-- START --
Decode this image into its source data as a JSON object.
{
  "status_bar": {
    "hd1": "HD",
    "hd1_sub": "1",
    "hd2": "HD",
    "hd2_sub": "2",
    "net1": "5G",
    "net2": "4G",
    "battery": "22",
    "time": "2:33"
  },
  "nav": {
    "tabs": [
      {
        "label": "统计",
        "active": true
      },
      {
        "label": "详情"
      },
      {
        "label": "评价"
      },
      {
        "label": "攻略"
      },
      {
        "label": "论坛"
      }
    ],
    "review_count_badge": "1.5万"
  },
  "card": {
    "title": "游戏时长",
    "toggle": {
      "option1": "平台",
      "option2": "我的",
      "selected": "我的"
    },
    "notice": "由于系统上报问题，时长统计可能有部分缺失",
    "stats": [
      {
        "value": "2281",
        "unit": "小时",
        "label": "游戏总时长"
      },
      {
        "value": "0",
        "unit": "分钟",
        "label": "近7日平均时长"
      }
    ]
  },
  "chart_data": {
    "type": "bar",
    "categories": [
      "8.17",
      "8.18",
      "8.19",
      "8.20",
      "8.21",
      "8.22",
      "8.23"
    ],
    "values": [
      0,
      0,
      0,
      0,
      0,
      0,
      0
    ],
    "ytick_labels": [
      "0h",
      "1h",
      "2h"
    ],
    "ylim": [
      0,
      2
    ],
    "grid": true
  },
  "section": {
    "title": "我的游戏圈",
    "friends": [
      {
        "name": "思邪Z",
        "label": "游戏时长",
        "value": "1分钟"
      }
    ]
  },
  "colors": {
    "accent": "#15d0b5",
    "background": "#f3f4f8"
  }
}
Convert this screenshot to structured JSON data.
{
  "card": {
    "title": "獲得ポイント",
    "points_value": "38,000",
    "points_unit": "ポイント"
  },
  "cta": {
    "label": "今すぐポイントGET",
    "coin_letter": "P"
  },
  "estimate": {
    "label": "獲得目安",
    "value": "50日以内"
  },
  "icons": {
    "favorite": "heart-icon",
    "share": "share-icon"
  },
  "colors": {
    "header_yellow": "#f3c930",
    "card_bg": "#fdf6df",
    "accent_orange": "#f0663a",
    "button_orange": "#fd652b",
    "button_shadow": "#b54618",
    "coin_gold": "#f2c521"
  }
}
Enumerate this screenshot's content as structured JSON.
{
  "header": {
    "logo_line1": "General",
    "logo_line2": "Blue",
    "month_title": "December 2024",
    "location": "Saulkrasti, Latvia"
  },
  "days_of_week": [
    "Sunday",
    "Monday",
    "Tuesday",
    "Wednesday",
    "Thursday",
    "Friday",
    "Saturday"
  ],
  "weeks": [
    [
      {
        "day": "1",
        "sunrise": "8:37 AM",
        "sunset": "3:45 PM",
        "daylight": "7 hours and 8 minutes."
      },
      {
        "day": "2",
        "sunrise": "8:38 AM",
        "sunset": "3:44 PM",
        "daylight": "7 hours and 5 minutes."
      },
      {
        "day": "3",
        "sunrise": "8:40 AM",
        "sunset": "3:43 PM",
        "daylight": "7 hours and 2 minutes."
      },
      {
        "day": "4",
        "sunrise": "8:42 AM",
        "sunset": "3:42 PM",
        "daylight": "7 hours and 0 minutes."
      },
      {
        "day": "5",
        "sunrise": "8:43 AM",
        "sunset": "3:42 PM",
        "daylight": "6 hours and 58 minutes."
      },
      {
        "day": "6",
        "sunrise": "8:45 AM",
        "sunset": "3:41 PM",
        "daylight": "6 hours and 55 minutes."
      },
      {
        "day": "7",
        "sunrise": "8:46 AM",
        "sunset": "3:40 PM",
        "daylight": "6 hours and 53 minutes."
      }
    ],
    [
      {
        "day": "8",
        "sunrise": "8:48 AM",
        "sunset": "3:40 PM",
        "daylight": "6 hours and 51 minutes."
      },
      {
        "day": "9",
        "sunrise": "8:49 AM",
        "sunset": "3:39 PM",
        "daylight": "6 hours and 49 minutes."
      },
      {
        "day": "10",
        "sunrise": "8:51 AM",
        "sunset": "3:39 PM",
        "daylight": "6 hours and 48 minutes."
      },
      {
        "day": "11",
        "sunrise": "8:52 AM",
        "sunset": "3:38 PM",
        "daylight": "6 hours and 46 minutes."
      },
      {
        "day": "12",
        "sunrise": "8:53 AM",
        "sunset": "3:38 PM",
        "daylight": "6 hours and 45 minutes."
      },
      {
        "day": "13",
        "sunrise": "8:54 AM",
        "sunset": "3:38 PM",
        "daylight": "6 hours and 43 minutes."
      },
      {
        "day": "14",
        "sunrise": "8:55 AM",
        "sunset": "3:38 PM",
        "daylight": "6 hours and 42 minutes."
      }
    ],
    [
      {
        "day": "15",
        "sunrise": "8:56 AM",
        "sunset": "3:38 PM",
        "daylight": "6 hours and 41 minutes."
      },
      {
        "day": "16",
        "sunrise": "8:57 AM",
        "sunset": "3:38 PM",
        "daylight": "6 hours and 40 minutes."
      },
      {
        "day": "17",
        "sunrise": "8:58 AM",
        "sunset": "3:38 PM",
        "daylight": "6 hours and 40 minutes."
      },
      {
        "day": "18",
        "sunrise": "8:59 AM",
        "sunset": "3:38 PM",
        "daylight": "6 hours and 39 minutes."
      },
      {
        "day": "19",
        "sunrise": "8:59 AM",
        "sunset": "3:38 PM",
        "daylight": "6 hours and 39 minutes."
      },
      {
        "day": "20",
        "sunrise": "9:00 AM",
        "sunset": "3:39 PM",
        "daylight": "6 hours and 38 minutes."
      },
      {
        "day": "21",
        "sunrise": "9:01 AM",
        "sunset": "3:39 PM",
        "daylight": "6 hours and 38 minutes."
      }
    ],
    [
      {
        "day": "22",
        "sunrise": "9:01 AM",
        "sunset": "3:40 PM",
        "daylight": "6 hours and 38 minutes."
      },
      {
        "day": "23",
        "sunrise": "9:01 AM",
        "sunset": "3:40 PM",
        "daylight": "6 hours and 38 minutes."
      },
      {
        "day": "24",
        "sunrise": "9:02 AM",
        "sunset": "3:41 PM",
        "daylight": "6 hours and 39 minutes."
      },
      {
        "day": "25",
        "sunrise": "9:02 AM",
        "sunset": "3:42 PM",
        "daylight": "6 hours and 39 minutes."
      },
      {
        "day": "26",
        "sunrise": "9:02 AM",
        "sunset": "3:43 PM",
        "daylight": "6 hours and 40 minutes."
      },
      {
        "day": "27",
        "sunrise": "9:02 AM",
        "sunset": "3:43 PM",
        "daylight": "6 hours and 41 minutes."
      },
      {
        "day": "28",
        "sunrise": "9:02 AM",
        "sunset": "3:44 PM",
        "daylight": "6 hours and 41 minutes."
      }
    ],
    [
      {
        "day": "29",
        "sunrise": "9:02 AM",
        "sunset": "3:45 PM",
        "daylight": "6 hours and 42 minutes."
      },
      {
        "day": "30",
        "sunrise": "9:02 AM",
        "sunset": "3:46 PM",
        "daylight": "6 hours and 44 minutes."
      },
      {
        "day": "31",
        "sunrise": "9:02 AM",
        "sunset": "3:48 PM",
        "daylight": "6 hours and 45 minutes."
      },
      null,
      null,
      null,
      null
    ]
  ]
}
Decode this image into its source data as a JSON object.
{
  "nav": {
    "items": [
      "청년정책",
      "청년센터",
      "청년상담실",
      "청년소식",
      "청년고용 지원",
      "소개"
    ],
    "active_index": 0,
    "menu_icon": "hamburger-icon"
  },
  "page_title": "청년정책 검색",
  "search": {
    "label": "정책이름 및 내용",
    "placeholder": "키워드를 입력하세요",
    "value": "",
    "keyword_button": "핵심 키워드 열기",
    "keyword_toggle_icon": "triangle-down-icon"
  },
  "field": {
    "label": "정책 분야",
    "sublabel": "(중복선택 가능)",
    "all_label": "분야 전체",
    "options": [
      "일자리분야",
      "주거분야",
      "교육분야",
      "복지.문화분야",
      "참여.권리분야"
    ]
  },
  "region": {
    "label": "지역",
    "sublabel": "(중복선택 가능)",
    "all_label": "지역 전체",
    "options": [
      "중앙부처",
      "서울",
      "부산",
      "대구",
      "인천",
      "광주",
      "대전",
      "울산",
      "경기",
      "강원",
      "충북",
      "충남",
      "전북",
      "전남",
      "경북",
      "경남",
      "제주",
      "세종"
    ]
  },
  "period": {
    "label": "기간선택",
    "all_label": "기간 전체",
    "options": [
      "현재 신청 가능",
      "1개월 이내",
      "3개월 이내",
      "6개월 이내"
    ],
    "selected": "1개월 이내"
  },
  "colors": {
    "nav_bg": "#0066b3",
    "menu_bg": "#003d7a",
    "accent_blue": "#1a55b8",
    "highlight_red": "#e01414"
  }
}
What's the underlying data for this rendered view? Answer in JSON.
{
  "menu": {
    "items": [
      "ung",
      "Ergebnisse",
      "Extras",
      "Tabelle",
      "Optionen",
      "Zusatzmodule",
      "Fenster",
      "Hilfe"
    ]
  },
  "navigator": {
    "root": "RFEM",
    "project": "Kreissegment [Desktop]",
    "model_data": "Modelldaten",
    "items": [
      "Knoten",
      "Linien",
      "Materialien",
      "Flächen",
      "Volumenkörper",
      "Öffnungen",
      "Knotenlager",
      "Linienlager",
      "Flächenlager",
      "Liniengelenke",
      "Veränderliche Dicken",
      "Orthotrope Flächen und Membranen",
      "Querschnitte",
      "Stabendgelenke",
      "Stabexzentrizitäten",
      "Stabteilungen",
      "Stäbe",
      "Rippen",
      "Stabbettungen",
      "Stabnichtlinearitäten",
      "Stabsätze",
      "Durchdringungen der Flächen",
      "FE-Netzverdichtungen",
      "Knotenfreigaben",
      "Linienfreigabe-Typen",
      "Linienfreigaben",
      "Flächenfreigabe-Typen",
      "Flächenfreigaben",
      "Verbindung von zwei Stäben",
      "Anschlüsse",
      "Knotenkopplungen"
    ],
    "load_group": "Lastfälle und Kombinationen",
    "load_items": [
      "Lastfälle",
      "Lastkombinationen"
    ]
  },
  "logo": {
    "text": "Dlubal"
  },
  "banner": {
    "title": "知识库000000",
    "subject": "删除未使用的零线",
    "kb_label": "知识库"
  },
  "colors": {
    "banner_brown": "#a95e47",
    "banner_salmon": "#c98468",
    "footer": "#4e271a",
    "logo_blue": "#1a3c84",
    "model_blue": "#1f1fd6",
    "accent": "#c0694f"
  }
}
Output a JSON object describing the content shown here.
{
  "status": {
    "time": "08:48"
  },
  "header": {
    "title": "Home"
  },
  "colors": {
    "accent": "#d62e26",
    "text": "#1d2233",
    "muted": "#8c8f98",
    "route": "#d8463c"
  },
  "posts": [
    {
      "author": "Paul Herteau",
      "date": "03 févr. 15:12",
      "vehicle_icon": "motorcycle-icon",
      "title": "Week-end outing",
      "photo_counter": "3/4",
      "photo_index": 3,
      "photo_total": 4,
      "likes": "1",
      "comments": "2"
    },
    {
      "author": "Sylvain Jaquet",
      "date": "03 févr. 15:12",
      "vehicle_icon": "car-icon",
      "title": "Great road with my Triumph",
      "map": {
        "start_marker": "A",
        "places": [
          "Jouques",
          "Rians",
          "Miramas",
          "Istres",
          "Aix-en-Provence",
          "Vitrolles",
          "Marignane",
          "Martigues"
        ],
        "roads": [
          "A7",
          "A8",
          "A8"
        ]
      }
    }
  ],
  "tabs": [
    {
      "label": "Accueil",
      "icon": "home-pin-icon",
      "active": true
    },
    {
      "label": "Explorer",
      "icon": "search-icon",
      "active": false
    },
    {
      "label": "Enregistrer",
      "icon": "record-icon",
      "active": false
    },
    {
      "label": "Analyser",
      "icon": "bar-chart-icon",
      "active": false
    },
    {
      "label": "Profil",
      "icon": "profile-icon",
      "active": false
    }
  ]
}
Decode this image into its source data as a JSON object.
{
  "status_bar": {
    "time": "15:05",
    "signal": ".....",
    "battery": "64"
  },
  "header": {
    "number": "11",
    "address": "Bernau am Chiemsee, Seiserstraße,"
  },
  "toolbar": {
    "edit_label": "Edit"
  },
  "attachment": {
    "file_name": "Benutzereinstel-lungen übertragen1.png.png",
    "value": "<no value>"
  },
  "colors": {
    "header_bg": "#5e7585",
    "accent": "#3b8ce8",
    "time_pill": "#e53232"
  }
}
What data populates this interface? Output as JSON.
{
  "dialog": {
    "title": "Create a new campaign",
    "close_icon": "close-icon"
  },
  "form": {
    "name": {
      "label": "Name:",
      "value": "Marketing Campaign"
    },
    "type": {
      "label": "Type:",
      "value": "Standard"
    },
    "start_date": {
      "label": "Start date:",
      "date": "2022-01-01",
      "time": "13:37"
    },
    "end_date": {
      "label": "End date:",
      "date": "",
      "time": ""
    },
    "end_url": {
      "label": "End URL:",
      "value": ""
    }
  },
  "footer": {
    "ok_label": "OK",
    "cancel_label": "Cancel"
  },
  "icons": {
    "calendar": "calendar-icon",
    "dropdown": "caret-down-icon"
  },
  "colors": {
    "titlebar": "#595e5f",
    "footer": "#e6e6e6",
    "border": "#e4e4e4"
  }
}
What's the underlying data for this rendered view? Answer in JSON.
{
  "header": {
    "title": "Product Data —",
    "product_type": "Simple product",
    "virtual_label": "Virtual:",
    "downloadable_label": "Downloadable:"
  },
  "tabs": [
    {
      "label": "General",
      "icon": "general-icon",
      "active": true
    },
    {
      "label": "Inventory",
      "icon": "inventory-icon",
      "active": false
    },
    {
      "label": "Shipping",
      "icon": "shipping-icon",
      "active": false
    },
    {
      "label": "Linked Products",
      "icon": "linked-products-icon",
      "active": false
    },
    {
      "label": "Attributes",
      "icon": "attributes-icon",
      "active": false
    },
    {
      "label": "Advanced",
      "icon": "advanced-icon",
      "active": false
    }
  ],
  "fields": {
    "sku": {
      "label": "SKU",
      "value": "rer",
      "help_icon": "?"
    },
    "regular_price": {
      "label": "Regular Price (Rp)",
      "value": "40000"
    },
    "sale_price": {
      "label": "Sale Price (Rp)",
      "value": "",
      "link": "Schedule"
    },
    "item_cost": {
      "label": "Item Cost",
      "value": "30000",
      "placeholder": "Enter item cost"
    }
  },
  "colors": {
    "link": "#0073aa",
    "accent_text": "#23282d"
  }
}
-- END --
> Written problem
Find every line holding the word "author"; give their count and nothing else.

> Response to this exercise
2